* [Your goal]: Take all the material and copy it exactly.

— START Data lines —

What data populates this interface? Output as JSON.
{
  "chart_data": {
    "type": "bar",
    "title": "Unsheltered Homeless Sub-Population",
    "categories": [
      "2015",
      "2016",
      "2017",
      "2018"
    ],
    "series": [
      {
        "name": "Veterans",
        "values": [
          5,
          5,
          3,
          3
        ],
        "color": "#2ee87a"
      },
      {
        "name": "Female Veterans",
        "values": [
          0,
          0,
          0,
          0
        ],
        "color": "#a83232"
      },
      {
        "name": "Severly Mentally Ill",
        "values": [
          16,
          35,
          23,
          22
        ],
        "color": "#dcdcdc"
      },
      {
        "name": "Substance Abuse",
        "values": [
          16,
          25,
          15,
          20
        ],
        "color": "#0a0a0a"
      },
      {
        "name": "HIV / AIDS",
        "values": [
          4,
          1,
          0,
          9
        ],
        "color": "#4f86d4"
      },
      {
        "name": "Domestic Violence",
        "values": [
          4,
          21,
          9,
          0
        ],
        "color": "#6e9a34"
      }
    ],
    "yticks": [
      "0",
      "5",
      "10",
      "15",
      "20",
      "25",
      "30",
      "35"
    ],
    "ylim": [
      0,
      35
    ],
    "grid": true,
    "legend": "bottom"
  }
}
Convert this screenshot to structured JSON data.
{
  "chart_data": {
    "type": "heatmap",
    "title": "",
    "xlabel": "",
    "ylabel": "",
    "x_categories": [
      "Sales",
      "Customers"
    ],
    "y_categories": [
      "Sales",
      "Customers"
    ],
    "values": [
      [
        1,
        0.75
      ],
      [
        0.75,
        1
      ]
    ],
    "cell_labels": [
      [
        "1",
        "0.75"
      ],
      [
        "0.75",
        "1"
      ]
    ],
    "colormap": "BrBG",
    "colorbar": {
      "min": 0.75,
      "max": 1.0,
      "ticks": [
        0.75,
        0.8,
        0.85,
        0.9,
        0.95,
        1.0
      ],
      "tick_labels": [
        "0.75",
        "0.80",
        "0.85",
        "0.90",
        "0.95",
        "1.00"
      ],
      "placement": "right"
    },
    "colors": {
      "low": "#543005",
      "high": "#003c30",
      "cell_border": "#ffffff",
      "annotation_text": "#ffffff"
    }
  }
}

— END Data lines —

* [Exercise output]:
What data populates this interface? Output as JSON.
{
  "chart_data": {
    "type": "bar",
    "title": "Unsheltered Homeless Sub-Population",
    "categories": [
      "2015",
      "2016",
      "2017",
      "2018"
    ],
    "series": [
      {
        "name": "Veterans",
        "values": [
          5,
          5,
          3,
          3
        ],
        "color": "#2ee87a"
      },
      {
        "name": "Female Veterans",
        "values": [
          0,
          0,
          0,
          0
        ],
        "color": "#a83232"
      },
      {
        "name": "Severly Mentally Ill",
        "values": [
          16,
          35,
          23,
          22
        ],
        "color": "#dcdcdc"
      },
      {
        "name": "Substance Abuse",
        "values": [
          16,
          25,
          15,
          20
        ],
        "color": "#0a0a0a"
      },
      {
        "name": "HIV / AIDS",
        "values": [
          4,
          1,
          0,
          9
        ],
        "color": "#4f86d4"
      },
      {
        "name": "Domestic Violence",
        "values": [
          4,
          21,
          9,
          0
        ],
        "color": "#6e9a34"
      }
    ],
    "yticks": [
      "0",
      "5",
      "10",
      "15",
      "20",
      "25",
      "30",
      "35"
    ],
    "ylim": [
      0,
      35
    ],
    "grid": true,
    "legend": "bottom"
  }
}
Convert this screenshot to structured JSON data.
{
  "chart_data": {
    "type": "heatmap",
    "title": "",
    "xlabel": "",
    "ylabel": "",
    "x_categories": [
      "Sales",
      "Customers"
    ],
    "y_categories": [
      "Sales",
      "Customers"
    ],
    "values": [
      [
        1,
        0.75
      ],
      [
        0.75,
        1
      ]
    ],
    "cell_labels": [
      [
        "1",
        "0.75"
      ],
      [
        "0.75",
        "1"
      ]
    ],
    "colormap": "BrBG",
    "colorbar": {
      "min": 0.75,
      "max": 1.0,
      "ticks": [
        0.75,
        0.8,
        0.85,
        0.9,
        0.95,
        1.0
      ],
      "tick_labels": [
        "0.75",
        "0.80",
        "0.85",
        "0.90",
        "0.95",
        "1.00"
      ],
      "placement": "right"
    },
    "colors": {
      "low": "#543005",
      "high": "#003c30",
      "cell_border": "#ffffff",
      "annotation_text": "#ffffff"
    }
  }
}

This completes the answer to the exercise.